**Description of the task**:
Search the data for the word "contre". Reproduce every line where it is found.

**Source material**:

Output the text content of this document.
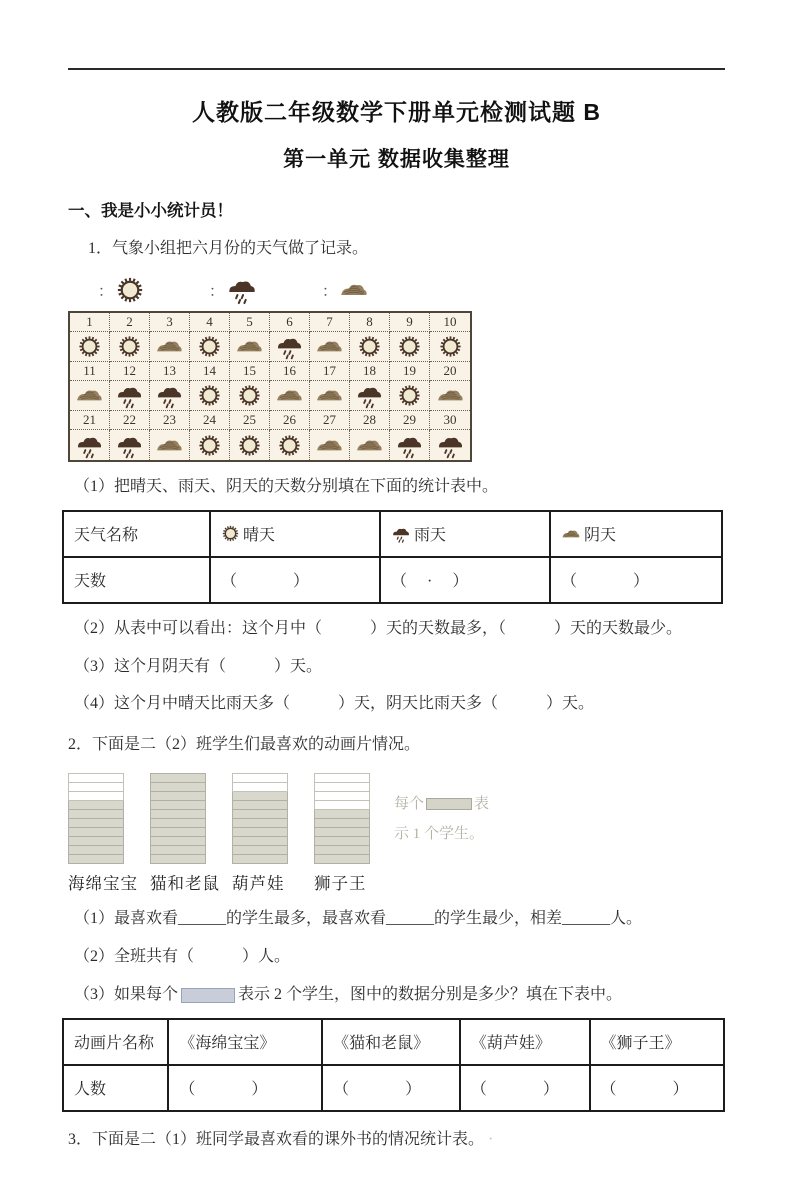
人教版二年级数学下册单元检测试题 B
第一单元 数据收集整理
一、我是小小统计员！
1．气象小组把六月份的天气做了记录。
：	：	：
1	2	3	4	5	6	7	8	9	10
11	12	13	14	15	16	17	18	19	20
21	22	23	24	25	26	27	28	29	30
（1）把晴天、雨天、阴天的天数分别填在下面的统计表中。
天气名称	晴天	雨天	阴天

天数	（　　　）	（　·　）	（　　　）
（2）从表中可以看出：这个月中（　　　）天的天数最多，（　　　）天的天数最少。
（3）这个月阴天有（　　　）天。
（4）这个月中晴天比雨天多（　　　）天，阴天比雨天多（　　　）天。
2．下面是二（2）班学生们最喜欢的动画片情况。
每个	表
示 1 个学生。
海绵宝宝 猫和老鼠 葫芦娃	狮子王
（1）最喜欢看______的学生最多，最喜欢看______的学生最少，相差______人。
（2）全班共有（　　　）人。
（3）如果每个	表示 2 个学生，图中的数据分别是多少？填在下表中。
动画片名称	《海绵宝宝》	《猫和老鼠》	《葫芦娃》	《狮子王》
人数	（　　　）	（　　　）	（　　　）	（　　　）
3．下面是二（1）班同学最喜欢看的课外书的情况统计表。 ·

* * *

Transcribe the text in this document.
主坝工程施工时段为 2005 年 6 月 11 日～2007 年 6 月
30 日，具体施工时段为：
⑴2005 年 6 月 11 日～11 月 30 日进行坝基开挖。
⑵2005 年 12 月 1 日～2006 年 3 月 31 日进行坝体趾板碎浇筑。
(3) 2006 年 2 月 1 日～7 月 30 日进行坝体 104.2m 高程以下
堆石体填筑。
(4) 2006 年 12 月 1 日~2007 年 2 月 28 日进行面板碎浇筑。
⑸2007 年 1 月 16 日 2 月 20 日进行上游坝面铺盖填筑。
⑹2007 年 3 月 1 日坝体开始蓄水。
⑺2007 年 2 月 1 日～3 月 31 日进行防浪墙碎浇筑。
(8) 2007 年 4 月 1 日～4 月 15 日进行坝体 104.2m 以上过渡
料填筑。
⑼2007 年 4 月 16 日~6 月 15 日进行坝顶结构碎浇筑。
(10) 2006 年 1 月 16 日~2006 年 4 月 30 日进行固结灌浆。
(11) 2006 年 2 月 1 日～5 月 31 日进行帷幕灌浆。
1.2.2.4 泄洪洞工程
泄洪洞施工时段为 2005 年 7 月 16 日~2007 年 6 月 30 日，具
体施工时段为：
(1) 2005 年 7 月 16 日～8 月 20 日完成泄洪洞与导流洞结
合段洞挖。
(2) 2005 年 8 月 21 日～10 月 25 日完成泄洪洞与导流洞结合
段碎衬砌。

==

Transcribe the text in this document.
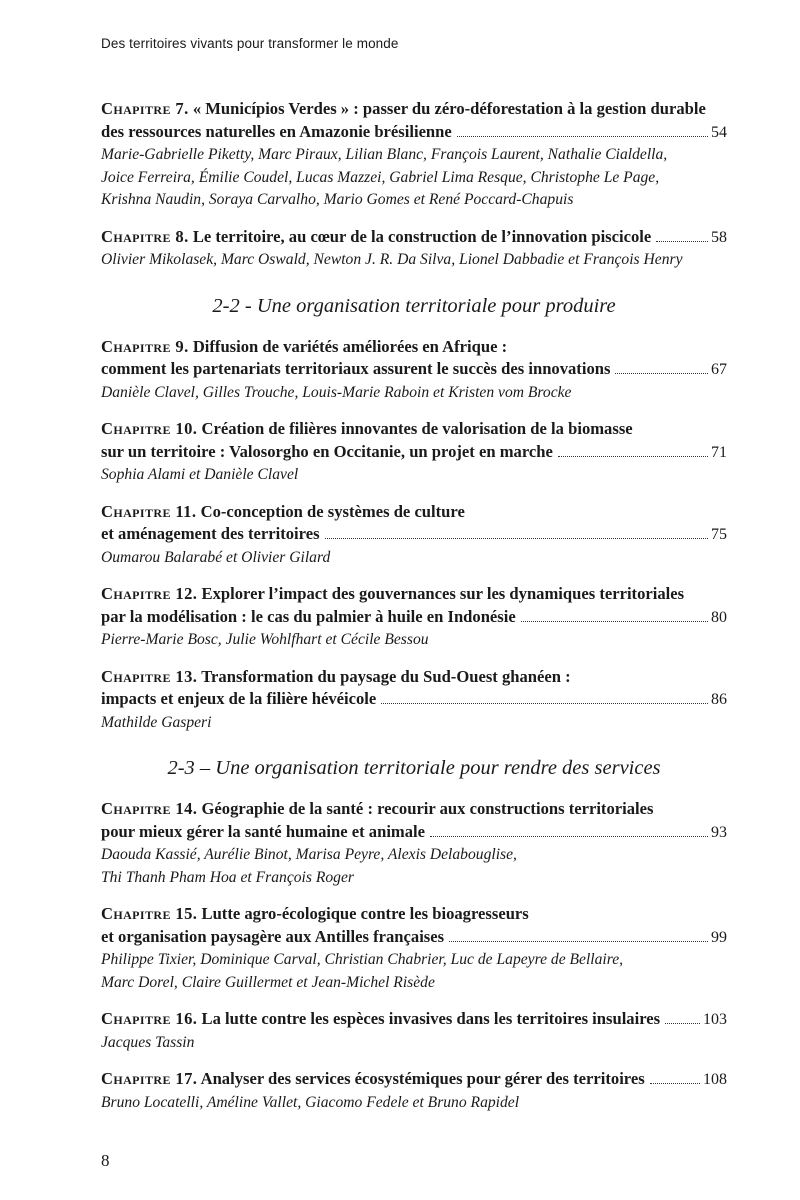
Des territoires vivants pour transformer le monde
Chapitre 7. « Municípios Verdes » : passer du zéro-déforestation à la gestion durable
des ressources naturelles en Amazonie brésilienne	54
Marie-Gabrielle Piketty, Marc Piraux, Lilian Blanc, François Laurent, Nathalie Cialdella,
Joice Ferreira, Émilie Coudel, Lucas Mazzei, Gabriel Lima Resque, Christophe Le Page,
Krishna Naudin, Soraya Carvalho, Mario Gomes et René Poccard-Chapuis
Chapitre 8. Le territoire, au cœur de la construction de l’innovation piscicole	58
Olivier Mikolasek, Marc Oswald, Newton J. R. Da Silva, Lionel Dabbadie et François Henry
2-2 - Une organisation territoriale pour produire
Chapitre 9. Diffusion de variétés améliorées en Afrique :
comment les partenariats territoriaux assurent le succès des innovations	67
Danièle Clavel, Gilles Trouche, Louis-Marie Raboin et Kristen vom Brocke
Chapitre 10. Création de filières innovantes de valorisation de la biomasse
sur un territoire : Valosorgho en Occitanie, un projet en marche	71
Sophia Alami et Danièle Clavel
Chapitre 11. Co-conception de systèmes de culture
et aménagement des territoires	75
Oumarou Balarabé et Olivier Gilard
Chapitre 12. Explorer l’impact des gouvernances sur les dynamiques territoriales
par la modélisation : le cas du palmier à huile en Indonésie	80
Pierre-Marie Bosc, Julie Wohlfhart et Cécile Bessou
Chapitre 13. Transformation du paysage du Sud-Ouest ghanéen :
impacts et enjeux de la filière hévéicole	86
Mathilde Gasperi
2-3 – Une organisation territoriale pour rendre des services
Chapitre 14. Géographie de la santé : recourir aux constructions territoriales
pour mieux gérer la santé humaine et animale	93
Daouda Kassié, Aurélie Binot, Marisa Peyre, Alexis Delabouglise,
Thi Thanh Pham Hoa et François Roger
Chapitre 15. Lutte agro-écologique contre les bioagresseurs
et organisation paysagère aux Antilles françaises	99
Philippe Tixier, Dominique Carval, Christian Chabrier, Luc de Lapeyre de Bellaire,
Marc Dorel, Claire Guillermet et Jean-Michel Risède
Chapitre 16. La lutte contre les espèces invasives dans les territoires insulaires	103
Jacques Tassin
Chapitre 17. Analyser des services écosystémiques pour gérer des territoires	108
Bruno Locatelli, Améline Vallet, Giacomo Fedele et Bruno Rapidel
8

**Written solution**:
Chapitre 15. Lutte agro-écologique contre les bioagresseurs
Chapitre 16. La lutte contre les espèces invasives dans les territoires insulaires	103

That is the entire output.